─── Input

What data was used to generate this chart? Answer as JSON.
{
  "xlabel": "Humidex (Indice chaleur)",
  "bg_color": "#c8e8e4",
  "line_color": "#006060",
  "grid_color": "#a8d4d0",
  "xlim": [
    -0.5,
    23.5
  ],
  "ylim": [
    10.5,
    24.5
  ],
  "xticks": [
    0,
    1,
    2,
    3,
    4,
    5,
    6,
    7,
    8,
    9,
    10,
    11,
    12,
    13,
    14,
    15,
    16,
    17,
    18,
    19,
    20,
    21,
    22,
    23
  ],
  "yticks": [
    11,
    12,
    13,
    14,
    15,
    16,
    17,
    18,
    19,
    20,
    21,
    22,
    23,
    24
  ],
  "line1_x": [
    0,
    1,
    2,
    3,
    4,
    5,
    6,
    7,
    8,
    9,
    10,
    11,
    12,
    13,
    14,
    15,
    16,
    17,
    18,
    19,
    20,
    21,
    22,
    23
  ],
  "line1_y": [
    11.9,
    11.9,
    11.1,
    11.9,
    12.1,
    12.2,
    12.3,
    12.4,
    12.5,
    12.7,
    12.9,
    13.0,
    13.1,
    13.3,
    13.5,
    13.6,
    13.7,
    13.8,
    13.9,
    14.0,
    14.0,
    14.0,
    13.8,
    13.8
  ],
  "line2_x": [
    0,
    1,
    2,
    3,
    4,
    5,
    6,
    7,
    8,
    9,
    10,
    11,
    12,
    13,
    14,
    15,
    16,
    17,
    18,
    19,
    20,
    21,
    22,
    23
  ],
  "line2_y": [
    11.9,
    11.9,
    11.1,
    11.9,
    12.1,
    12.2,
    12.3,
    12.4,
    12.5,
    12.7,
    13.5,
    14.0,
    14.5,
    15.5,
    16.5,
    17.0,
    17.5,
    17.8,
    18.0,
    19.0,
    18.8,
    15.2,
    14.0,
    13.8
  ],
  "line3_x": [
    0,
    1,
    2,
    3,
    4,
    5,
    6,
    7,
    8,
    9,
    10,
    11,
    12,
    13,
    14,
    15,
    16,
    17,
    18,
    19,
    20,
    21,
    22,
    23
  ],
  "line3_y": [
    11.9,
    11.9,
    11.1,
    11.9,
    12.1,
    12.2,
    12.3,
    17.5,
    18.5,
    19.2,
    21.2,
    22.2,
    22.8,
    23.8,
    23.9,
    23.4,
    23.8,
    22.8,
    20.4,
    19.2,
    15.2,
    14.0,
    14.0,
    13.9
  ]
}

──────

> **What the task asks**
Extract the full listing above without altering anything.

> **Result for this task**
What data was used to generate this chart? Answer as JSON.
{
  "xlabel": "Humidex (Indice chaleur)",
  "bg_color": "#c8e8e4",
  "line_color": "#006060",
  "grid_color": "#a8d4d0",
  "xlim": [
    -0.5,
    23.5
  ],
  "ylim": [
    10.5,
    24.5
  ],
  "xticks": [
    0,
    1,
    2,
    3,
    4,
    5,
    6,
    7,
    8,
    9,
    10,
    11,
    12,
    13,
    14,
    15,
    16,
    17,
    18,
    19,
    20,
    21,
    22,
    23
  ],
  "yticks": [
    11,
    12,
    13,
    14,
    15,
    16,
    17,
    18,
    19,
    20,
    21,
    22,
    23,
    24
  ],
  "line1_x": [
    0,
    1,
    2,
    3,
    4,
    5,
    6,
    7,
    8,
    9,
    10,
    11,
    12,
    13,
    14,
    15,
    16,
    17,
    18,
    19,
    20,
    21,
    22,
    23
  ],
  "line1_y": [
    11.9,
    11.9,
    11.1,
    11.9,
    12.1,
    12.2,
    12.3,
    12.4,
    12.5,
    12.7,
    12.9,
    13.0,
    13.1,
    13.3,
    13.5,
    13.6,
    13.7,
    13.8,
    13.9,
    14.0,
    14.0,
    14.0,
    13.8,
    13.8
  ],
  "line2_x": [
    0,
    1,
    2,
    3,
    4,
    5,
    6,
    7,
    8,
    9,
    10,
    11,
    12,
    13,
    14,
    15,
    16,
    17,
    18,
    19,
    20,
    21,
    22,
    23
  ],
  "line2_y": [
    11.9,
    11.9,
    11.1,
    11.9,
    12.1,
    12.2,
    12.3,
    12.4,
    12.5,
    12.7,
    13.5,
    14.0,
    14.5,
    15.5,
    16.5,
    17.0,
    17.5,
    17.8,
    18.0,
    19.0,
    18.8,
    15.2,
    14.0,
    13.8
  ],
  "line3_x": [
    0,
    1,
    2,
    3,
    4,
    5,
    6,
    7,
    8,
    9,
    10,
    11,
    12,
    13,
    14,
    15,
    16,
    17,
    18,
    19,
    20,
    21,
    22,
    23
  ],
  "line3_y": [
    11.9,
    11.9,
    11.1,
    11.9,
    12.1,
    12.2,
    12.3,
    17.5,
    18.5,
    19.2,
    21.2,
    22.2,
    22.8,
    23.8,
    23.9,
    23.4,
    23.8,
    22.8,
    20.4,
    19.2,
    15.2,
    14.0,
    14.0,
    13.9
  ]
}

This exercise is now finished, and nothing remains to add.